> _Teks Bacaan_
################

Jakob Sumardjo
Kata kritik bagi kita
mempunyai konotasi tidak menyenangkan. Orang tidak senang dinilai oleh orang
lain. Akan tetapi, orang senang melihat orang lain menilai orang lain. Jadi,
kritik itu hanya mengasyikkan sebagai ‘tontonan’.
Kritik memang tradisi
baru dalam masyarakat Indonesia. Istilah kritik sendiri jelas tak ada
padanannya dalam bahasa-bahasa daerah di Indonesia. Istilah itu berasal dari
zaman Yunani Purba, dan hidup dalam tradisi kebudayaan Barat sejak zaman
renaisans, awal zaman modern. Sikap modern yang selalu ingin lebih maju dari
sebelumnya, membutuhkan kritik. ‘Semua kemajuan lahir dari kritik’, kata RC
Kwant yang menulis buku khusus mengenai kritik. Kritik dibutuhkan lantaran
untuk dapat maju dibutuhkan evaluasi, penilaian kembali. Tanpa penilaian
kembali tak akan diketahui hasil yang telah dicapai, dan dengan demikian tak
diketahui apakah seseorang harus maju atau memperbaiki keadaan. Kritik,
penilaian kembali, evaluasi, selalu diperlukan kalau orang menginginkan
perubahan ke arah kondisi yang lebih baru, lebih ‘maju’. Ambisi manusia untuk
maju demi ‘kesempurnaan’ kondisinya tak akan pernah berakhir. Kritik berkaitan
dengan perubahan ke arah kemajuan, yang lebih baru dari yang sudah ada.
Dalam masyarakat
Indonesia yang rata-rata berinfrastruktur agraris persawahan sejak nenek moyang
hadir di kepulauan ini, keseimbangan dan harmoni kehidupan lebih penting dari
sekadar perubahan. Dasar pemikiran bersama perlu dimiliki oleh semua golongan.
Tradisi menjadi penjaga harmoni kehidupan. Kritik? Dalam masyarakat Indonesia,
kritik hanya hidup secara prapredikatif, tak diucapkan, hanya dilakukan. Dalam
cerita wayang, Kumbakarna yang melancarkan kritik ketidaksetujuannya terhadap
politik abangnya, Rahwana, dilakukan dengan tidur tanpa peduli rekan-rekannya
sibuk berperang melawan Rama. Orang Mataram menyatakan ‘kritik’ dengan berjemur
di alun-alun yang menghadap balairung raja. Istri memprotes suami dengan tidur
membelakangi sang suami. Jadi, ‘kritik’ itu boleh, menilai dan tidak setuju itu
boleh, asal dengan lambang-lambang. Kritik predikatif itu kurang sesuai dengan
hidup harmoni. ‘Ngonoyo ngono, ning ojo ngono’ (Maksudmu begitu boleh saja
begitu, tetapi jangan diucapkan secara begitu).

################

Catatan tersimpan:

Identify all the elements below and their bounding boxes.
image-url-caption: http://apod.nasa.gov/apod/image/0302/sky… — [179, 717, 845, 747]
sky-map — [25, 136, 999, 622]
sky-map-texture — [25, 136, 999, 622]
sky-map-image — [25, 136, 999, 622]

################

> _Tugas_
Sebutkan semua contoh kritik yang tidak diucapkan, tetapi hanya dilakukan, yang dikemukakan dalam teks bacaan tentang kritik di atas.

> _Jawaban_
- Dalam cerita wayang, Kumbakarna tidur tanpa peduli rekan-rekannya sibuk berperang melawan Rama. Itu kritik atas ketidaksetujuannya terhadap politik abangnya, Rahwana.
- Orang Mataram berjemur di alun-alun yang menghadap balairung raja.
- Istri memprotes suami dengan tidur membelakangi sang suami.